• **What to produce**:
Reproduce the listing below without changes, except that pictures are left out.
-- START OF Provided information --
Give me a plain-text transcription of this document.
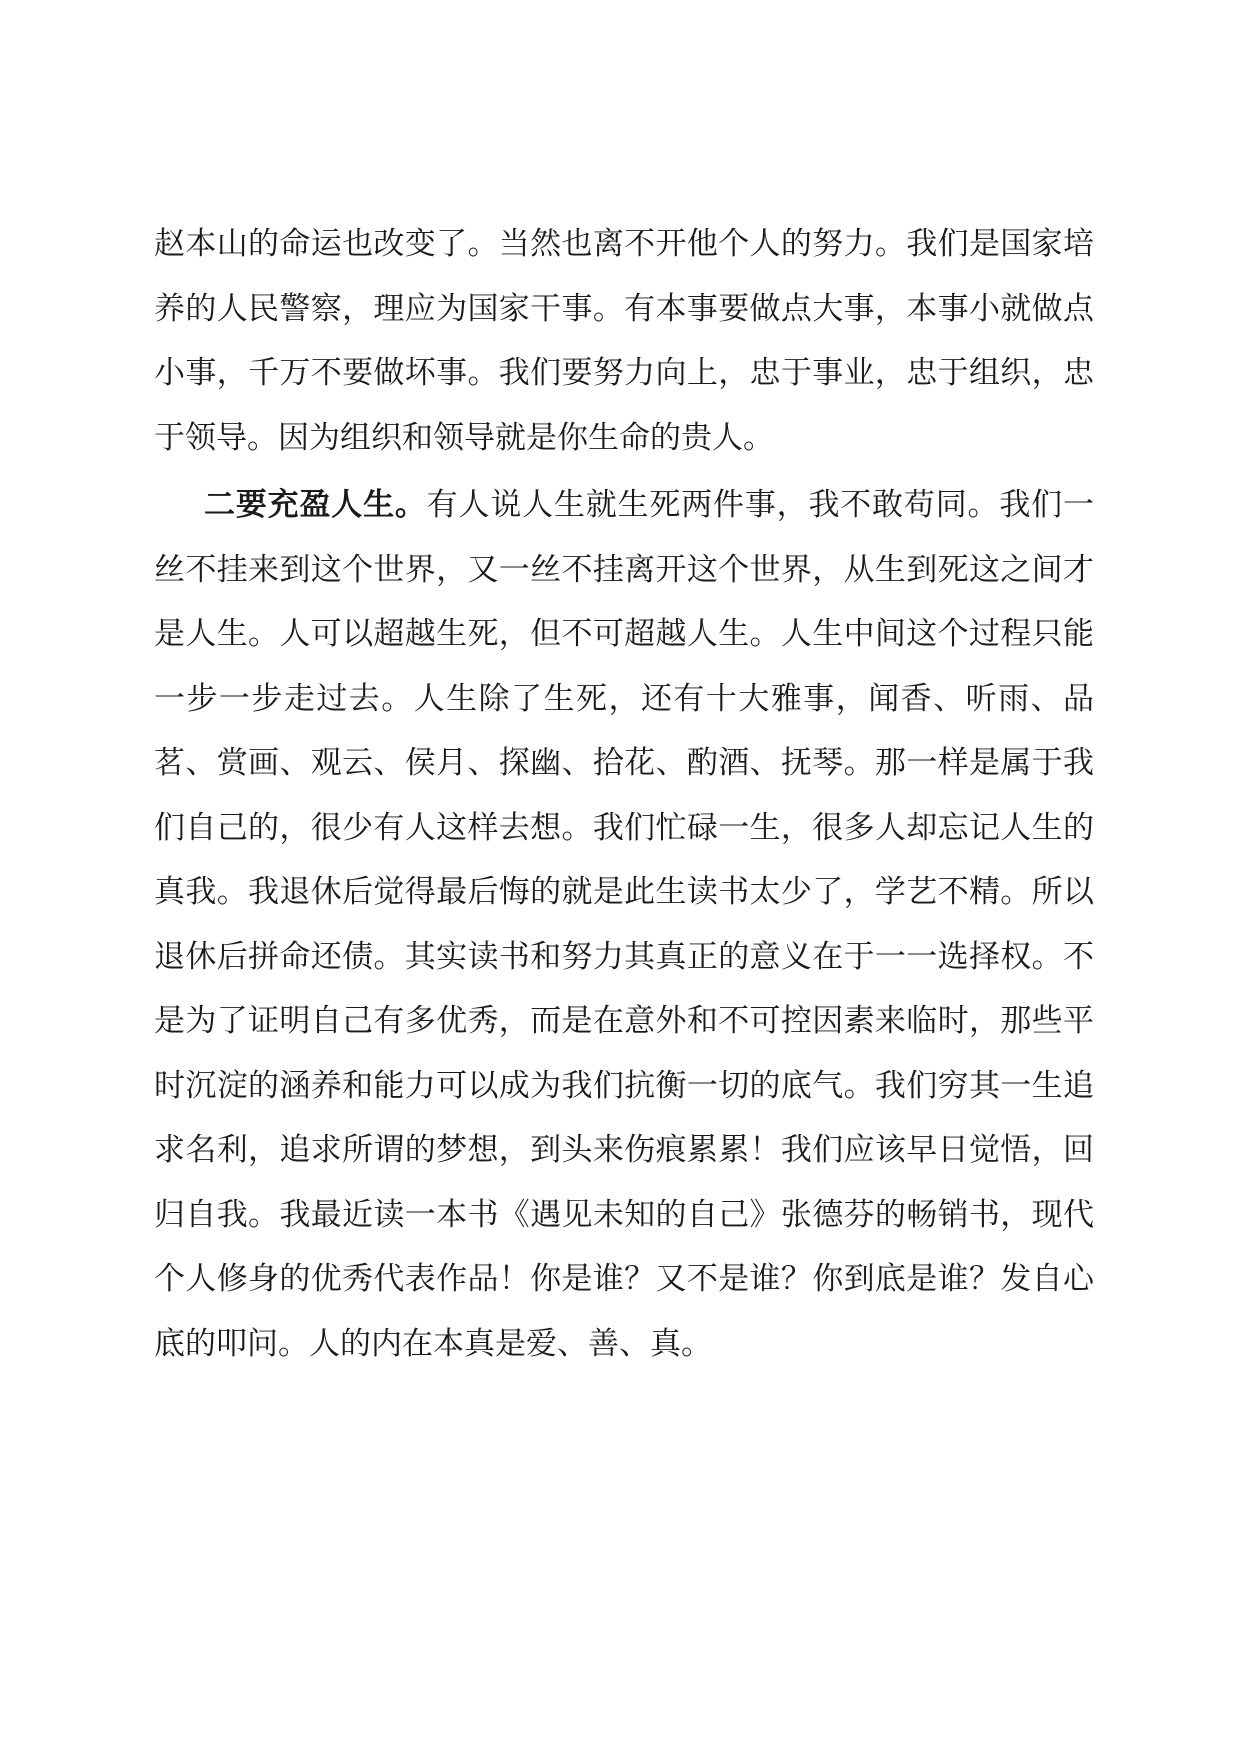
赵本山的命运也改变了。当然也离不开他个人的努力。我们是国家培养的人民警察，理应为国家干事。有本事要做点大事，本事小就做点小事，千万不要做坏事。我们要努力向上，忠于事业，忠于组织，忠于领导。因为组织和领导就是你生命的贵人。

二要充盈人生。有人说人生就生死两件事，我不敢苟同。我们一丝不挂来到这个世界，又一丝不挂离开这个世界，从生到死这之间才是人生。人可以超越生死，但不可超越人生。人生中间这个过程只能一步一步走过去。人生除了生死，还有十大雅事，闻香、听雨、品茗、赏画、观云、侯月、探幽、拾花、酌酒、抚琴。那一样是属于我们自己的，很少有人这样去想。我们忙碌一生，很多人却忘记人生的真我。我退休后觉得最后悔的就是此生读书太少了，学艺不精。所以退休后拼命还债。其实读书和努力其真正的意义在于一一选择权。不是为了证明自己有多优秀，而是在意外和不可控因素来临时，那些平时沉淀的涵养和能力可以成为我们抗衡一切的底气。我们穷其一生追求名利，追求所谓的梦想，到头来伤痕累累！我们应该早日觉悟，回归自我。我最近读一本书《遇见未知的自己》张德芬的畅销书，现代个人修身的优秀代表作品！你是谁？又不是谁？你到底是谁？发自心底的叩问。人的内在本真是爱、善、真。
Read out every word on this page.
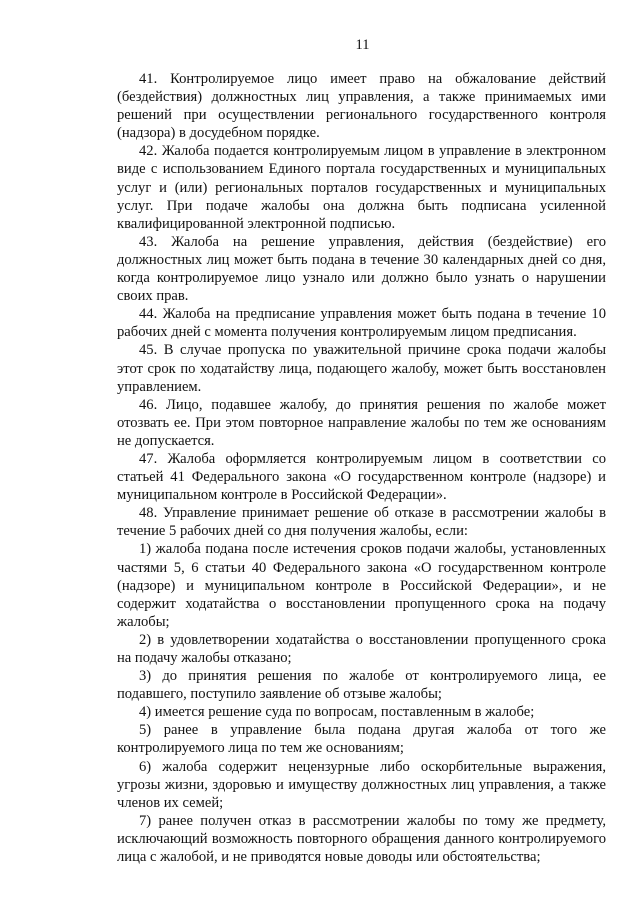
11

41. Контролируемое лицо имеет право на обжалование действий (бездействия) должностных лиц управления, а также принимаемых ими решений при осуществлении регионального государственного контроля (надзора) в досудебном порядке.

42. Жалоба подается контролируемым лицом в управление в электронном виде с использованием Единого портала государственных и муниципальных услуг и (или) региональных порталов государственных и муниципальных услуг. При подаче жалобы она должна быть подписана усиленной квалифицированной электронной подписью.

43. Жалоба на решение управления, действия (бездействие) его должностных лиц может быть подана в течение 30 календарных дней со дня, когда контролируемое лицо узнало или должно было узнать о нарушении своих прав.

44. Жалоба на предписание управления может быть подана в течение 10 рабочих дней с момента получения контролируемым лицом предписания.

45. В случае пропуска по уважительной причине срока подачи жалобы этот срок по ходатайству лица, подающего жалобу, может быть восстановлен управлением.

46. Лицо, подавшее жалобу, до принятия решения по жалобе может отозвать ее. При этом повторное направление жалобы по тем же основаниям не допускается.

47. Жалоба оформляется контролируемым лицом в соответствии со статьей 41 Федерального закона «О государственном контроле (надзоре) и муниципальном контроле в Российской Федерации».

48. Управление принимает решение об отказе в рассмотрении жалобы в течение 5 рабочих дней со дня получения жалобы, если:

1) жалоба подана после истечения сроков подачи жалобы, установленных частями 5, 6 статьи 40 Федерального закона «О государственном контроле (надзоре) и муниципальном контроле в Российской Федерации», и не содержит ходатайства о восстановлении пропущенного срока на подачу жалобы;

2) в удовлетворении ходатайства о восстановлении пропущенного срока на подачу жалобы отказано;

3) до принятия решения по жалобе от контролируемого лица, ее подавшего, поступило заявление об отзыве жалобы;

4) имеется решение суда по вопросам, поставленным в жалобе;

5) ранее в управление была подана другая жалоба от того же контролируемого лица по тем же основаниям;

6) жалоба содержит нецензурные либо оскорбительные выражения, угрозы жизни, здоровью и имуществу должностных лиц управления, а также членов их семей;

7) ранее получен отказ в рассмотрении жалобы по тому же предмету, исключающий возможность повторного обращения данного контролируемого лица с жалобой, и не приводятся новые доводы или обстоятельства;
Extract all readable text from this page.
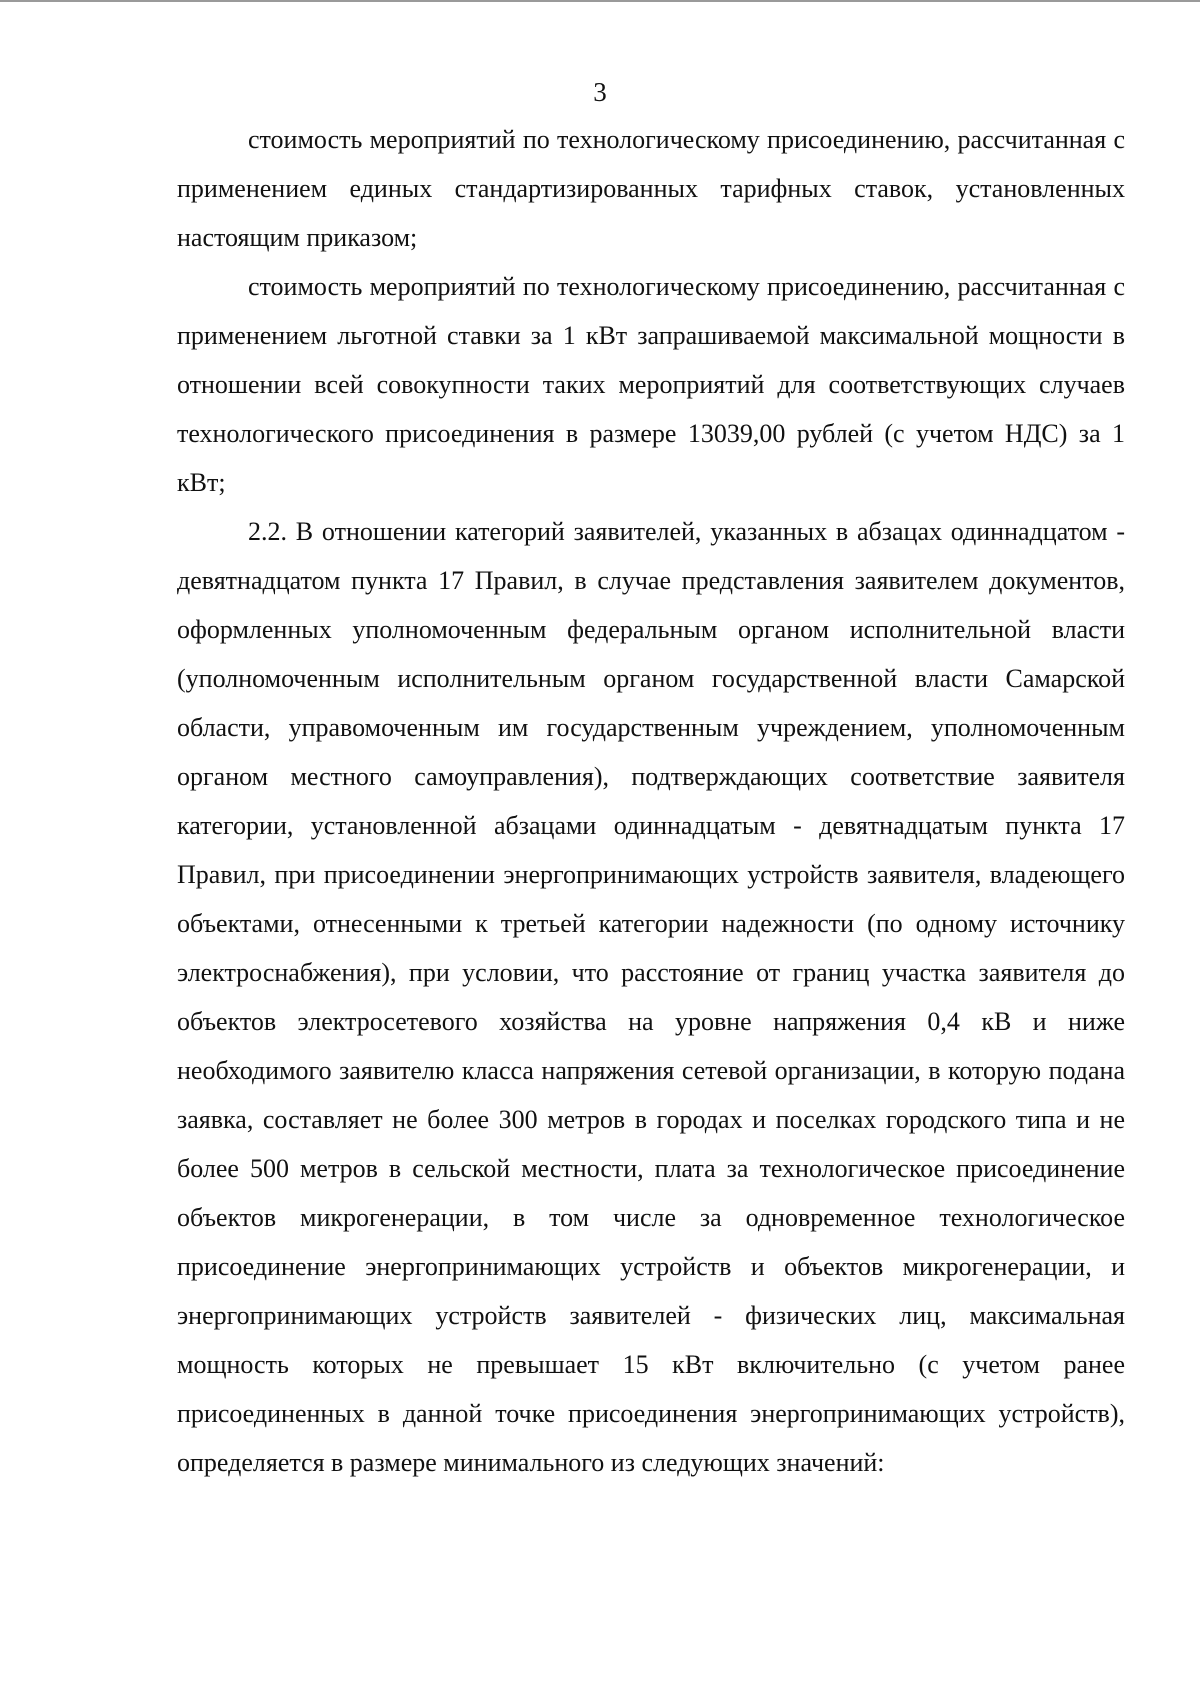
3

стоимость мероприятий по технологическому присоединению, рассчитанная с применением единых стандартизированных тарифных ставок, установленных настоящим приказом;

стоимость мероприятий по технологическому присоединению, рассчитанная с применением льготной ставки за 1 кВт запрашиваемой максимальной мощности в отношении всей совокупности таких мероприятий для соответствующих случаев технологического присоединения в размере 13039,00 рублей (с учетом НДС) за 1 кВт;

2.2. В отношении категорий заявителей, указанных в абзацах одиннадцатом - девятнадцатом пункта 17 Правил, в случае представления заявителем документов, оформленных уполномоченным федеральным органом исполнительной власти (уполномоченным исполнительным органом государственной власти Самарской области, управомоченным им государственным учреждением, уполномоченным органом местного самоуправления), подтверждающих соответствие заявителя категории, установленной абзацами одиннадцатым - девятнадцатым пункта 17 Правил, при присоединении энергопринимающих устройств заявителя, владеющего объектами, отнесенными к третьей категории надежности (по одному источнику электроснабжения), при условии, что расстояние от границ участка заявителя до объектов электросетевого хозяйства на уровне напряжения 0,4 кВ и ниже необходимого заявителю класса напряжения сетевой организации, в которую подана заявка, составляет не более 300 метров в городах и поселках городского типа и не более 500 метров в сельской местности, плата за технологическое присоединение объектов микрогенерации, в том числе за одновременное технологическое присоединение энергопринимающих устройств и объектов микрогенерации, и энергопринимающих устройств заявителей - физических лиц, максимальная мощность которых не превышает 15 кВт включительно (с учетом ранее присоединенных в данной точке присоединения энергопринимающих устройств), определяется в размере минимального из следующих значений:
-- END OF Provided information --
• **Answer to this task**:
Give me a plain-text transcription of this document.
赵本山的命运也改变了。当然也离不开他个人的努力。我们是国家培养的人民警察，理应为国家干事。有本事要做点大事，本事小就做点小事，千万不要做坏事。我们要努力向上，忠于事业，忠于组织，忠于领导。因为组织和领导就是你生命的贵人。

二要充盈人生。有人说人生就生死两件事，我不敢苟同。我们一丝不挂来到这个世界，又一丝不挂离开这个世界，从生到死这之间才是人生。人可以超越生死，但不可超越人生。人生中间这个过程只能一步一步走过去。人生除了生死，还有十大雅事，闻香、听雨、品茗、赏画、观云、侯月、探幽、拾花、酌酒、抚琴。那一样是属于我们自己的，很少有人这样去想。我们忙碌一生，很多人却忘记人生的真我。我退休后觉得最后悔的就是此生读书太少了，学艺不精。所以退休后拼命还债。其实读书和努力其真正的意义在于一一选择权。不是为了证明自己有多优秀，而是在意外和不可控因素来临时，那些平时沉淀的涵养和能力可以成为我们抗衡一切的底气。我们穷其一生追求名利，追求所谓的梦想，到头来伤痕累累！我们应该早日觉悟，回归自我。我最近读一本书《遇见未知的自己》张德芬的畅销书，现代个人修身的优秀代表作品！你是谁？又不是谁？你到底是谁？发自心底的叩问。人的内在本真是爱、善、真。
Read out every word on this page.
11

41. Контролируемое лицо имеет право на обжалование действий (бездействия) должностных лиц управления, а также принимаемых ими решений при осуществлении регионального государственного контроля (надзора) в досудебном порядке.

42. Жалоба подается контролируемым лицом в управление в электронном виде с использованием Единого портала государственных и муниципальных услуг и (или) региональных порталов государственных и муниципальных услуг. При подаче жалобы она должна быть подписана усиленной квалифицированной электронной подписью.

43. Жалоба на решение управления, действия (бездействие) его должностных лиц может быть подана в течение 30 календарных дней со дня, когда контролируемое лицо узнало или должно было узнать о нарушении своих прав.

44. Жалоба на предписание управления может быть подана в течение 10 рабочих дней с момента получения контролируемым лицом предписания.

45. В случае пропуска по уважительной причине срока подачи жалобы этот срок по ходатайству лица, подающего жалобу, может быть восстановлен управлением.

46. Лицо, подавшее жалобу, до принятия решения по жалобе может отозвать ее. При этом повторное направление жалобы по тем же основаниям не допускается.

47. Жалоба оформляется контролируемым лицом в соответствии со статьей 41 Федерального закона «О государственном контроле (надзоре) и муниципальном контроле в Российской Федерации».

48. Управление принимает решение об отказе в рассмотрении жалобы в течение 5 рабочих дней со дня получения жалобы, если:

1) жалоба подана после истечения сроков подачи жалобы, установленных частями 5, 6 статьи 40 Федерального закона «О государственном контроле (надзоре) и муниципальном контроле в Российской Федерации», и не содержит ходатайства о восстановлении пропущенного срока на подачу жалобы;

2) в удовлетворении ходатайства о восстановлении пропущенного срока на подачу жалобы отказано;

3) до принятия решения по жалобе от контролируемого лица, ее подавшего, поступило заявление об отзыве жалобы;

4) имеется решение суда по вопросам, поставленным в жалобе;

5) ранее в управление была подана другая жалоба от того же контролируемого лица по тем же основаниям;

6) жалоба содержит нецензурные либо оскорбительные выражения, угрозы жизни, здоровью и имуществу должностных лиц управления, а также членов их семей;

7) ранее получен отказ в рассмотрении жалобы по тому же предмету, исключающий возможность повторного обращения данного контролируемого лица с жалобой, и не приводятся новые доводы или обстоятельства;
Extract all readable text from this page.
3

стоимость мероприятий по технологическому присоединению, рассчитанная с применением единых стандартизированных тарифных ставок, установленных настоящим приказом;

стоимость мероприятий по технологическому присоединению, рассчитанная с применением льготной ставки за 1 кВт запрашиваемой максимальной мощности в отношении всей совокупности таких мероприятий для соответствующих случаев технологического присоединения в размере 13039,00 рублей (с учетом НДС) за 1 кВт;

2.2. В отношении категорий заявителей, указанных в абзацах одиннадцатом - девятнадцатом пункта 17 Правил, в случае представления заявителем документов, оформленных уполномоченным федеральным органом исполнительной власти (уполномоченным исполнительным органом государственной власти Самарской области, управомоченным им государственным учреждением, уполномоченным органом местного самоуправления), подтверждающих соответствие заявителя категории, установленной абзацами одиннадцатым - девятнадцатым пункта 17 Правил, при присоединении энергопринимающих устройств заявителя, владеющего объектами, отнесенными к третьей категории надежности (по одному источнику электроснабжения), при условии, что расстояние от границ участка заявителя до объектов электросетевого хозяйства на уровне напряжения 0,4 кВ и ниже необходимого заявителю класса напряжения сетевой организации, в которую подана заявка, составляет не более 300 метров в городах и поселках городского типа и не более 500 метров в сельской местности, плата за технологическое присоединение объектов микрогенерации, в том числе за одновременное технологическое присоединение энергопринимающих устройств и объектов микрогенерации, и энергопринимающих устройств заявителей - физических лиц, максимальная мощность которых не превышает 15 кВт включительно (с учетом ранее присоединенных в данной точке присоединения энергопринимающих устройств), определяется в размере минимального из следующих значений:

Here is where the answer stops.